--- PROVIDED MATERIAL ---
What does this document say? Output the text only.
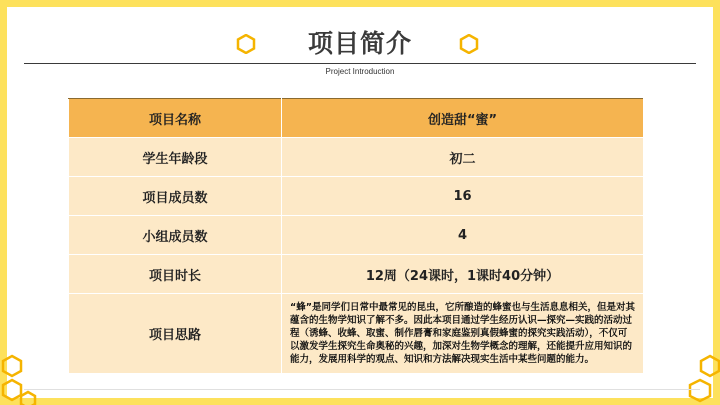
项目简介
Project Introduction
项目名称	创造甜“蜜”
学生年龄段	初二
项目成员数	16
小组成员数	4
项目时长	12周（24课时，1课时40分钟）
项目思路	“蜂”是同学们日常中最常见的昆虫，它所酿造的蜂蜜也与生活息息相关，但是对其蕴含的生物学知识了解不多。因此本项目通过学生经历认识—探究—实践的活动过程（诱蜂、收蜂、取蜜、制作唇膏和家庭鉴别真假蜂蜜的探究实践活动），不仅可以激发学生探究生命奥秘的兴趣，加深对生物学概念的理解，还能提升应用知识的能力，发展用科学的观点、知识和方法解决现实生活中某些问题的能力。
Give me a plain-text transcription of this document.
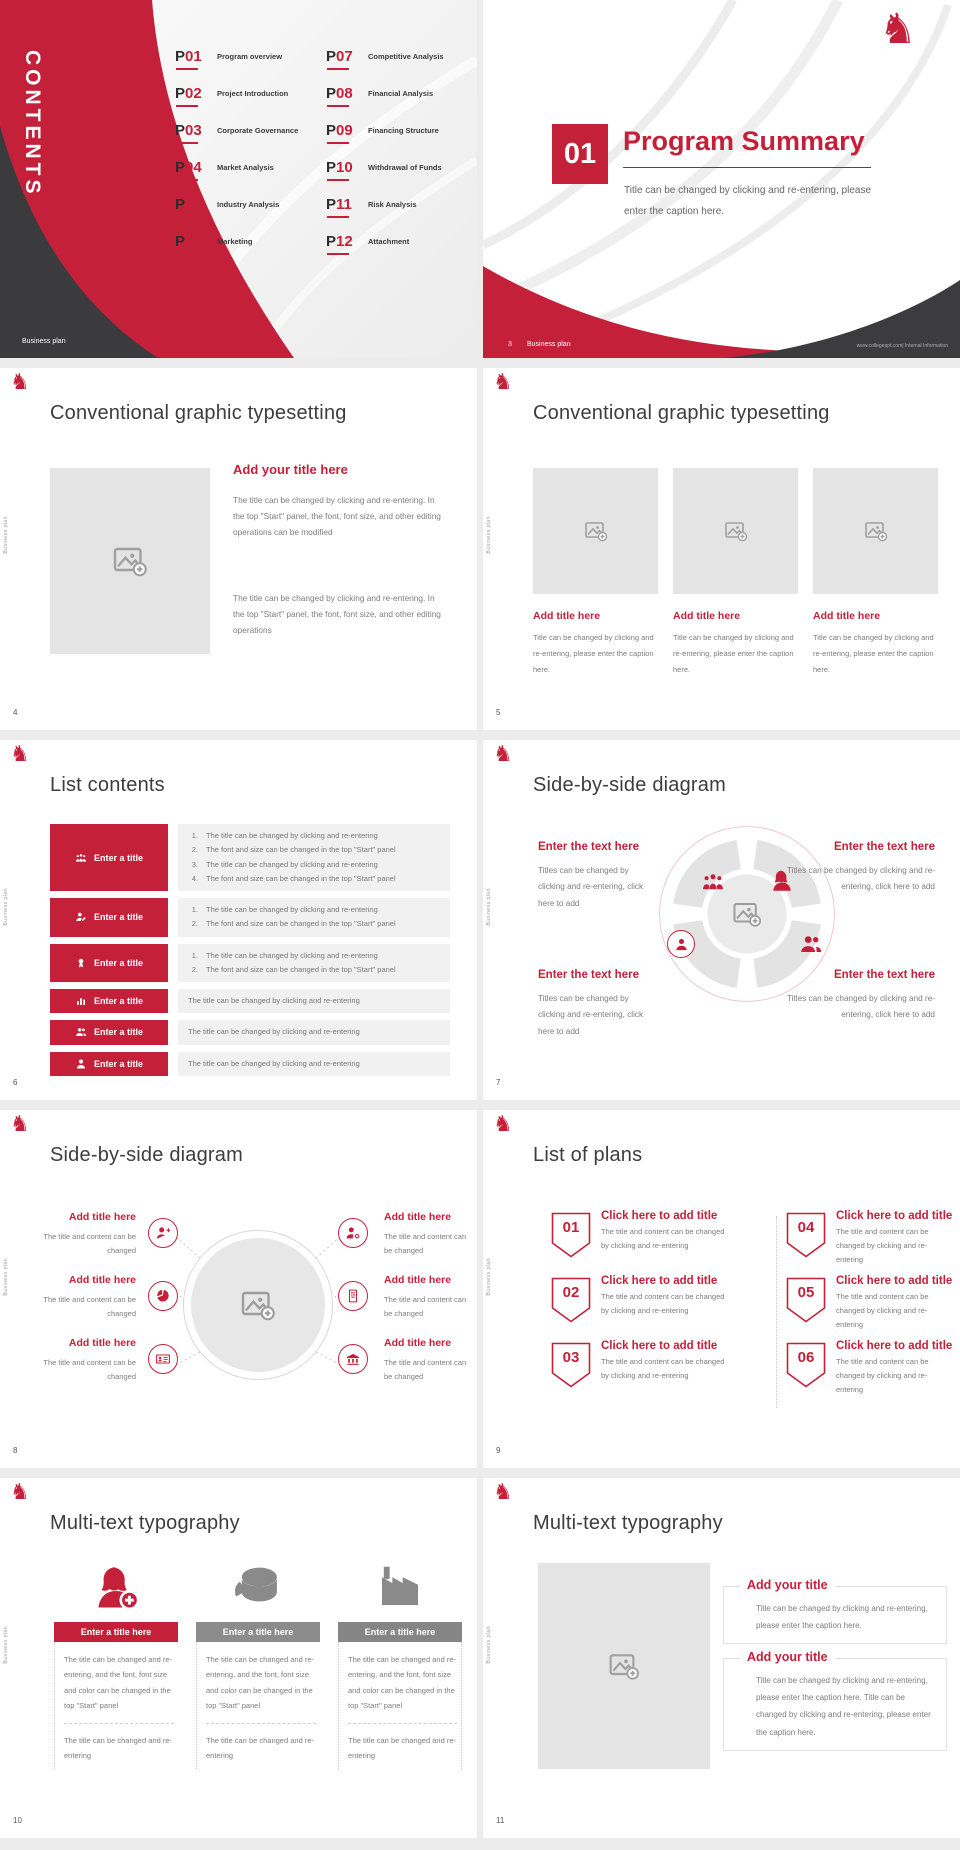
CONTENTS ♞
Business plan
P01 Program overview
P02 Project Introduction
P03 Corporate Governance
P04 Market Analysis
P05 Industry Analysis
P06 Marketing
P07 Competitive Analysis
P08 Financial Analysis
P09 Financing Structure
P10 Withdrawal of Funds
P11 Risk Analysis
P12 Attachment
♞
01 Program Summary
Title can be changed by clicking and re-entering, please enter the caption here.
3 Business plan	www.collegeppt.com| Internal Information
♞
Business plan
Conventional graphic typesetting
Add your title here
The title can be changed by clicking and re-entering. In the top "Start" panel, the font, font size, and other editing operations can be modified
The title can be changed by clicking and re-entering. In the top "Start" panel, the font, font size, and other editing operations
4
♞
Business plan
Conventional graphic typesetting
Add title here

Title can be changed by clicking and re-entering, please enter the caption here.

Add title here

Title can be changed by clicking and re-entering, please enter the caption here.

Add title here

Title can be changed by clicking and re-entering, please enter the caption here.

5
♞
Business plan
List contents
Enter a title
1. The title can be changed by clicking and re-entering
2. The font and size can be changed in the top "Start" panel
3. The title can be changed by clicking and re-entering
4. The font and size can be changed in the top "Start" panel
Enter a title
1. The title can be changed by clicking and re-entering
2. The font and size can be changed in the top "Start" panel
Enter a title
1. The title can be changed by clicking and re-entering
2. The font and size can be changed in the top "Start" panel
Enter a title	The title can be changed by clicking and re-entering
Enter a title	The title can be changed by clicking and re-entering
Enter a title	The title can be changed by clicking and re-entering
6
♞
Business plan
Side-by-side diagram
Enter the text here
Titles can be changed by clicking and re-entering, click here to add
Enter the text here
Titles can be changed by clicking and re-entering, click here to add
Enter the text here
Titles can be changed by clicking and re-entering, click here to add
Enter the text here
Titles can be changed by clicking and re-entering, click here to add
7
♞
Business plan
Side-by-side diagram
Add title here
The title and content can be changed
Add title here
The title and content can be changed
Add title here
The title and content can be changed
Add title here
The title and content can be changed
Add title here
The title and content can be changed
Add title here
The title and content can be changed
8
♞
Business plan
List of plans
01
Click here to add title

The title and content can be changed by clicking and re-entering

02
Click here to add title

The title and content can be changed by clicking and re-entering

03
Click here to add title

The title and content can be changed by clicking and re-entering

04
Click here to add title

The title and content can be changed by clicking and re-entering

05
Click here to add title

The title and content can be changed by clicking and re-entering

06
Click here to add title

The title and content can be changed by clicking and re-entering

9
♞
Business plan
Multi-text typography
Enter a title here
The title can be changed and re-entering, and the font, font size and color can be changed in the top "Start" panel
The title can be changed and re-entering
Enter a title here
The title can be changed and re-entering, and the font, font size and color can be changed in the top "Start" panel
The title can be changed and re-entering
Enter a title here
The title can be changed and re-entering, and the font, font size and color can be changed in the top "Start" panel
The title can be changed and re-entering
10
♞
Business plan
Multi-text typography
Add your title
Title can be changed by clicking and re-entering, please enter the caption here.
Add your title
Title can be changed by clicking and re-entering, please enter the caption here. Title can be changed by clicking and re-entering, please enter the caption here.
11
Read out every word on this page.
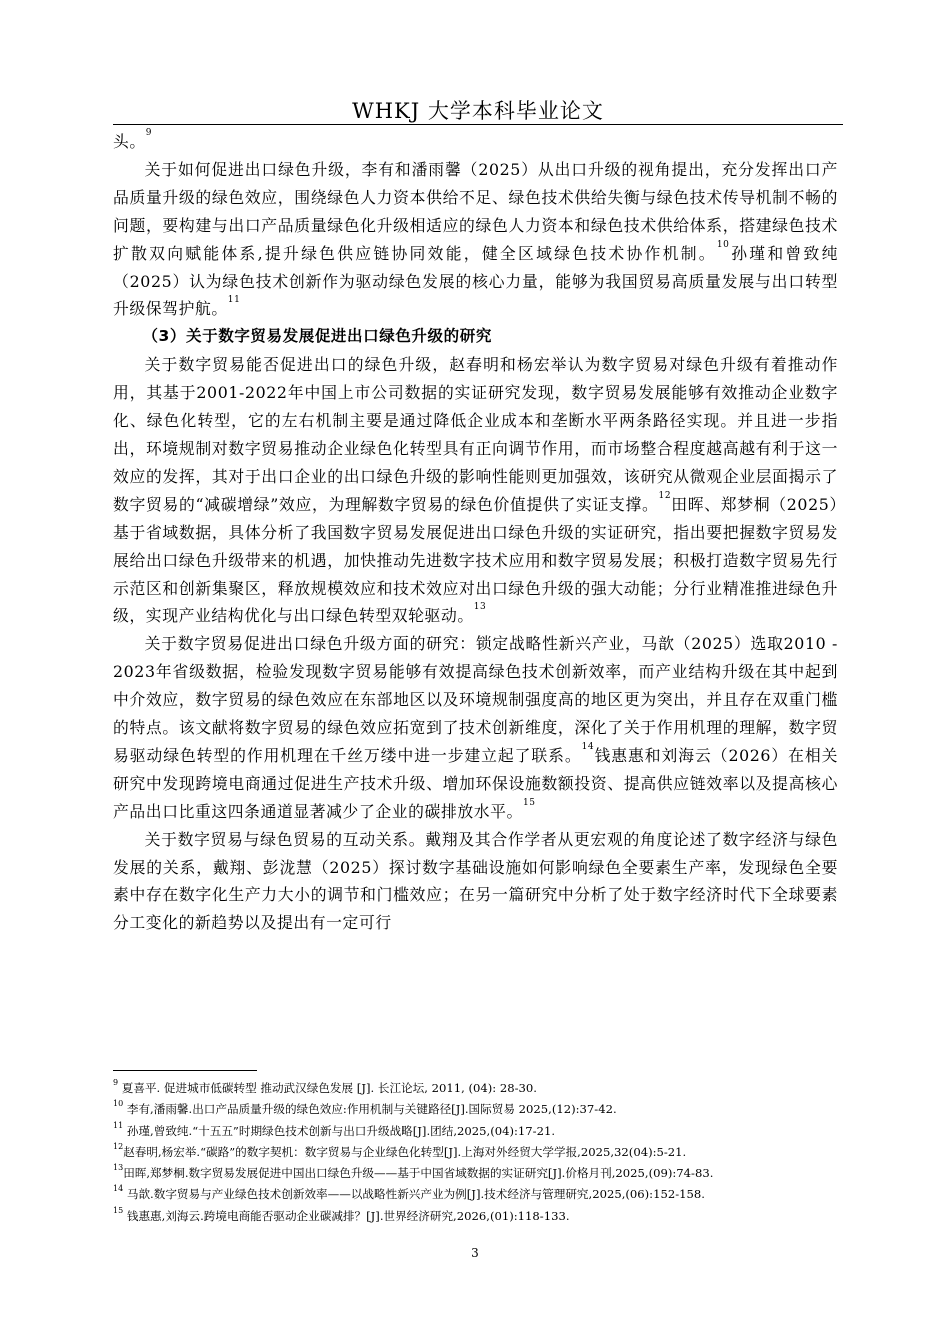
WHKJ 大学本科毕业论文

头。$^9$

关于如何促进出口绿色升级，李有和潘雨馨（2025）从出口升级的视角提出，充分发挥出口产品质量升级的绿色效应，围绕绿色人力资本供给不足、绿色技术供给失衡与绿色技术传导机制不畅的问题，要构建与出口产品质量绿色化升级相适应的绿色人力资本和绿色技术供给体系，搭建绿色技术扩散双向赋能体系,提升绿色供应链协同效能，健全区域绿色技术协作机制。$^{10}$孙瑾和曾致纯（2025）认为绿色技术创新作为驱动绿色发展的核心力量，能够为我国贸易高质量发展与出口转型升级保驾护航。$^{11}$

（3）关于数字贸易发展促进出口绿色升级的研究

关于数字贸易能否促进出口的绿色升级，赵春明和杨宏举认为数字贸易对绿色升级有着推动作用，其基于2001-2022年中国上市公司数据的实证研究发现，数字贸易发展能够有效推动企业数字化、绿色化转型，它的左右机制主要是通过降低企业成本和垄断水平两条路径实现。并且进一步指出，环境规制对数字贸易推动企业绿色化转型具有正向调节作用，而市场整合程度越高越有利于这一效应的发挥，其对于出口企业的出口绿色升级的影响性能则更加强效，该研究从微观企业层面揭示了数字贸易的“减碳增绿”效应，为理解数字贸易的绿色价值提供了实证支撑。$^{12}$田晖、郑梦桐（2025）基于省域数据，具体分析了我国数字贸易发展促进出口绿色升级的实证研究，指出要把握数字贸易发展给出口绿色升级带来的机遇，加快推动先进数字技术应用和数字贸易发展；积极打造数字贸易先行示范区和创新集聚区，释放规模效应和技术效应对出口绿色升级的强大动能；分行业精准推进绿色升级，实现产业结构优化与出口绿色转型双轮驱动。$^{13}$

关于数字贸易促进出口绿色升级方面的研究：锁定战略性新兴产业，马歆（2025）选取2010 - 2023年省级数据，检验发现数字贸易能够有效提高绿色技术创新效率，而产业结构升级在其中起到中介效应，数字贸易的绿色效应在东部地区以及环境规制强度高的地区更为突出，并且存在双重门槛的特点。该文献将数字贸易的绿色效应拓宽到了技术创新维度，深化了关于作用机理的理解，数字贸易驱动绿色转型的作用机理在千丝万缕中进一步建立起了联系。$^{14}$钱惠惠和刘海云（2026）在相关研究中发现跨境电商通过促进生产技术升级、增加环保设施数额投资、提高供应链效率以及提高核心产品出口比重这四条通道显著减少了企业的碳排放水平。$^{15}$

关于数字贸易与绿色贸易的互动关系。戴翔及其合作学者从更宏观的角度论述了数字经济与绿色发展的关系，戴翔、彭泷慧（2025）探讨数字基础设施如何影响绿色全要素生产率，发现绿色全要素中存在数字化生产力大小的调节和门槛效应；在另一篇研究中分析了处于数字经济时代下全球要素分工变化的新趋势以及提出有一定可行

$^9$ 夏喜平. 促进城市低碳转型 推动武汉绿色发展 [J]. 长江论坛, 2011, (04): 28-30.
$^{10}$ 李有,潘雨馨.出口产品质量升级的绿色效应:作用机制与关键路径[J].国际贸易 2025,(12):37-42.
$^{11}$ 孙瑾,曾致纯.“十五五”时期绿色技术创新与出口升级战略[J].团结,2025,(04):17-21.
$^{12}$赵春明,杨宏举.“碳路”的数字契机：数字贸易与企业绿色化转型[J].上海对外经贸大学学报,2025,32(04):5-21.
$^{13}$田晖,郑梦桐.数字贸易发展促进中国出口绿色升级——基于中国省域数据的实证研究[J].价格月刊,2025,(09):74-83.
$^{14}$ 马歆.数字贸易与产业绿色技术创新效率——以战略性新兴产业为例[J].技术经济与管理研究,2025,(06):152-158.
$^{15}$ 钱惠惠,刘海云.跨境电商能否驱动企业碳减排？[J].世界经济研究,2026,(01):118-133.
3
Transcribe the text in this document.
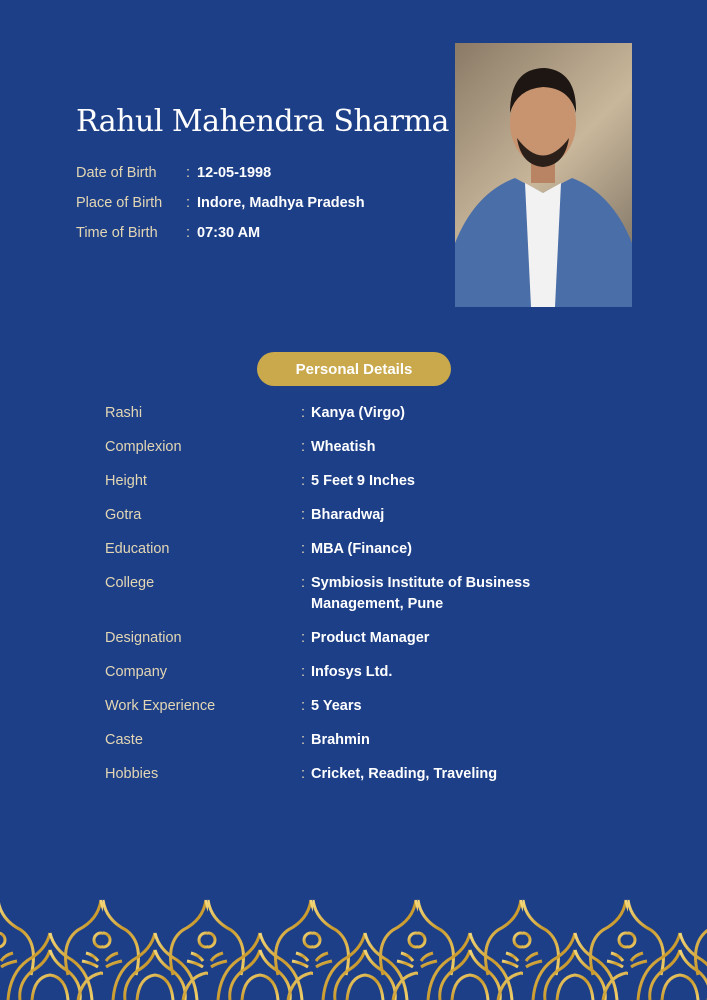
Rahul Mahendra Sharma
Date of Birth	: 12-05-1998
Place of Birth	: Indore, Madhya Pradesh
Time of Birth	: 07:30 AM
Personal Details
Rashi	: Kanya (Virgo)
Complexion	: Wheatish
Height	: 5 Feet 9 Inches
Gotra	: Bharadwaj
Education	: MBA (Finance)
College	: Symbiosis Institute of Business Management, Pune
Designation	: Product Manager
Company	: Infosys Ltd.
Work Experience	: 5 Years
Caste	: Brahmin
Hobbies	: Cricket, Reading, Traveling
---
> **STATED PROBLEM**
All lines from the one holding "Transcribe the text in this document." through the last line of the entries, and nothing else, are to be output exactly; leave out the pictures.

> **EXPECTED ANSWER**
Transcribe the text in this document.
Rahul Mahendra Sharma
Date of Birth	: 12-05-1998
Place of Birth	: Indore, Madhya Pradesh
Time of Birth	: 07:30 AM
Personal Details
Rashi	: Kanya (Virgo)
Complexion	: Wheatish
Height	: 5 Feet 9 Inches
Gotra	: Bharadwaj
Education	: MBA (Finance)
College	: Symbiosis Institute of Business Management, Pune
Designation	: Product Manager
Company	: Infosys Ltd.
Work Experience	: 5 Years
Caste	: Brahmin
Hobbies	: Cricket, Reading, Traveling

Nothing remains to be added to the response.